Gather all lines in the data that hold the string "false".

□ □ □

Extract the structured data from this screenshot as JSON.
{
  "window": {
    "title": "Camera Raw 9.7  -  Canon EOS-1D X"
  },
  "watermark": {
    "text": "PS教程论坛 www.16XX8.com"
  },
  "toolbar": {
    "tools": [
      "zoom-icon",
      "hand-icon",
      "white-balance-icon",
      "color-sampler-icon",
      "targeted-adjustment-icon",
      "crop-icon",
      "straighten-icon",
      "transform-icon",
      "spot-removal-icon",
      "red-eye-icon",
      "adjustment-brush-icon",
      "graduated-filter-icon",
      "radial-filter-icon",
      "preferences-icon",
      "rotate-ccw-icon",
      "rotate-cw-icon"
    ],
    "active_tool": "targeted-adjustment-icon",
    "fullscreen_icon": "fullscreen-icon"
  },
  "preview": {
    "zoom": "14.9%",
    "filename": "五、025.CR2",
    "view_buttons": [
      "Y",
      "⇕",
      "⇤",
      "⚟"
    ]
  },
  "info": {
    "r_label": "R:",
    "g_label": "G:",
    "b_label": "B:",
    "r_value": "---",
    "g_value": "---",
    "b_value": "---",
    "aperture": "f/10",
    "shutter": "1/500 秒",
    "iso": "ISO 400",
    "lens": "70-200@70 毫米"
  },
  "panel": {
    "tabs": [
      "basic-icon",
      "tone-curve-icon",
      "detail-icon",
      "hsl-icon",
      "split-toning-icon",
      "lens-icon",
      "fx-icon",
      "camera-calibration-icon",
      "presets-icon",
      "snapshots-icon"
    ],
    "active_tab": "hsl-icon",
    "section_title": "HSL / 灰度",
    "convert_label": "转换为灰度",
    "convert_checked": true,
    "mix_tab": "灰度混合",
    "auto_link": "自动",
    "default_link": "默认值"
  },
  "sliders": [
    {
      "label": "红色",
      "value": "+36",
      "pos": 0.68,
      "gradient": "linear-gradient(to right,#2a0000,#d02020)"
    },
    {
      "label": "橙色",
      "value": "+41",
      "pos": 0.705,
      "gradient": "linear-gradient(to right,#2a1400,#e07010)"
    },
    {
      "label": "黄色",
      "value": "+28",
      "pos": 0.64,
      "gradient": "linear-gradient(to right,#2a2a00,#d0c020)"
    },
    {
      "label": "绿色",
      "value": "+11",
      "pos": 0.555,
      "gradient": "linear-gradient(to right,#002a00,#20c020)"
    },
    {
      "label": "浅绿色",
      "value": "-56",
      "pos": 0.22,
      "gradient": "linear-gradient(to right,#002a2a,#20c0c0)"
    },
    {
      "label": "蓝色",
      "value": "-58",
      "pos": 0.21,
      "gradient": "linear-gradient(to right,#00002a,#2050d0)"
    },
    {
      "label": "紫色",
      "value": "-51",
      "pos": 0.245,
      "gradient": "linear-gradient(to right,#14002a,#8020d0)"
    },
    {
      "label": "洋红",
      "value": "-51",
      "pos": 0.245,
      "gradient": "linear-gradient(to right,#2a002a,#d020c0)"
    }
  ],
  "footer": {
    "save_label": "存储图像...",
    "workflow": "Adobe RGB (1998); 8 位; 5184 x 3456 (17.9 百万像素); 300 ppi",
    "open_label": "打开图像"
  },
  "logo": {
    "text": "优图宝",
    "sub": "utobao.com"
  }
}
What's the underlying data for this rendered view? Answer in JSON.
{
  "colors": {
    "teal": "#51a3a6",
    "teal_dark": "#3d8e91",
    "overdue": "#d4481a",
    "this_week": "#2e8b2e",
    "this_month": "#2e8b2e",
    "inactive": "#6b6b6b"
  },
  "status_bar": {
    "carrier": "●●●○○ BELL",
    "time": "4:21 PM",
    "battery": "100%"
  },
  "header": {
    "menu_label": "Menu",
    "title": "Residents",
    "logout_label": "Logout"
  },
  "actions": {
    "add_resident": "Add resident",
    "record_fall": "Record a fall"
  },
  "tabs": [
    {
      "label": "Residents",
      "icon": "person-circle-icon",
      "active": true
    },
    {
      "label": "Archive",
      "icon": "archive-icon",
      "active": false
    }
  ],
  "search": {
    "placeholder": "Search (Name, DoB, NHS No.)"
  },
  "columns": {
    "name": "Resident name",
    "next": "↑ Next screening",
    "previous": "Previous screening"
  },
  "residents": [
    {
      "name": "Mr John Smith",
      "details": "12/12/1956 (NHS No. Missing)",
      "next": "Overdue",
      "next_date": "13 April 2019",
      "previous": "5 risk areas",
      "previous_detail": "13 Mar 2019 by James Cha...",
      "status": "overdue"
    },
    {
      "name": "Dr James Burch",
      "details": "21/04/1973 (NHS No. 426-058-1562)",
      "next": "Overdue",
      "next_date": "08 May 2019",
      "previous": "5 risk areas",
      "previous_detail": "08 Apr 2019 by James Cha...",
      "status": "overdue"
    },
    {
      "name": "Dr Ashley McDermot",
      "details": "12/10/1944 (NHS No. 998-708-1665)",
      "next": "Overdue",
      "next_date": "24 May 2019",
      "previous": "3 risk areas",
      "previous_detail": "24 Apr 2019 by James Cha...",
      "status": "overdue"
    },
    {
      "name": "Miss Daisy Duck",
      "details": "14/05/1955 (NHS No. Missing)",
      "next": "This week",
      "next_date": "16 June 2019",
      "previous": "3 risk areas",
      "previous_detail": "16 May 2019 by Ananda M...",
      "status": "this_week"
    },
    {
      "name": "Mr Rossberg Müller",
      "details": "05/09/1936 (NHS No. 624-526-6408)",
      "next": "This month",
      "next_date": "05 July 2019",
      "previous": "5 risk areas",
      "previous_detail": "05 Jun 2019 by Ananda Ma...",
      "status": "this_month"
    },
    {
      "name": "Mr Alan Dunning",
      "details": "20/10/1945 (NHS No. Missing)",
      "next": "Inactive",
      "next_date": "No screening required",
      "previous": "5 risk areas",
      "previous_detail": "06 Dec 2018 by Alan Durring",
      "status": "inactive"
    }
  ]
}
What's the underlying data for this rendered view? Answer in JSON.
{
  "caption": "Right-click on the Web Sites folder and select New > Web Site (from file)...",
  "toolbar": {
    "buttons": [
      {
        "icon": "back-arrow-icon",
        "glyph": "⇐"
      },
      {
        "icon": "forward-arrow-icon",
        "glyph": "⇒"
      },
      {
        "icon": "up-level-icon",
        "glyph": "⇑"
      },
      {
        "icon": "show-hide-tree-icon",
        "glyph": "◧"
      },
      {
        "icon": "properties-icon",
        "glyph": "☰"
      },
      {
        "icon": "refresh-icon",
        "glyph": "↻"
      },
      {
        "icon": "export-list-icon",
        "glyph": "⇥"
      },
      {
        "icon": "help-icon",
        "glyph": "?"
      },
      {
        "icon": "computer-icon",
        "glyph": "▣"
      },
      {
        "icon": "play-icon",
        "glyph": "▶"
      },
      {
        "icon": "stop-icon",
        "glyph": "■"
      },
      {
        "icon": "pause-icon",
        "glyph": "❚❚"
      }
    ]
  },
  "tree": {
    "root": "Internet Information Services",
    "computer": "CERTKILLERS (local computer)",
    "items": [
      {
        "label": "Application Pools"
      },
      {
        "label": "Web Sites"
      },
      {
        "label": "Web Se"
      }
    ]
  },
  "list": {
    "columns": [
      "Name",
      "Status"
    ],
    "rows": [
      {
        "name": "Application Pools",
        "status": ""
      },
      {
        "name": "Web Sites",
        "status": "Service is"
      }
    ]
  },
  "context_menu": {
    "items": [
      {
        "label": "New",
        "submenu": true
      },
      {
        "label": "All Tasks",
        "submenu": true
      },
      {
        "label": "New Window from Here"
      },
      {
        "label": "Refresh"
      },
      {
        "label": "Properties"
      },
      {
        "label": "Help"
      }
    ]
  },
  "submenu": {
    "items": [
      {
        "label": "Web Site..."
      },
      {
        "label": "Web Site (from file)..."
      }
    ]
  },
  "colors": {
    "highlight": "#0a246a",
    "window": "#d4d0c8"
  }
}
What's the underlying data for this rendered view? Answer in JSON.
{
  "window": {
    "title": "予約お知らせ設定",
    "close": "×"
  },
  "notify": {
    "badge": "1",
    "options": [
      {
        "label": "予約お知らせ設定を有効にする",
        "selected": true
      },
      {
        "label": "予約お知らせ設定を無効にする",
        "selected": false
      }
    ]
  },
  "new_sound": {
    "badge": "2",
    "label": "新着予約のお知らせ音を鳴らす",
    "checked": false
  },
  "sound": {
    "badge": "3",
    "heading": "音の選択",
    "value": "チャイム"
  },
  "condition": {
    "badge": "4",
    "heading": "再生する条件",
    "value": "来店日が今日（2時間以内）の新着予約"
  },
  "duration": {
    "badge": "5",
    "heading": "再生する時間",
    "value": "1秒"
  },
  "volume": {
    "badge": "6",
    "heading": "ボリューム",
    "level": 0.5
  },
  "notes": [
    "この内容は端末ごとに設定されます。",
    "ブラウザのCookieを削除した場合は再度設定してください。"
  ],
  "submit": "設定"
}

□ □ □

• _Correct response_
      "active": false
        "selected": false
    "checked": false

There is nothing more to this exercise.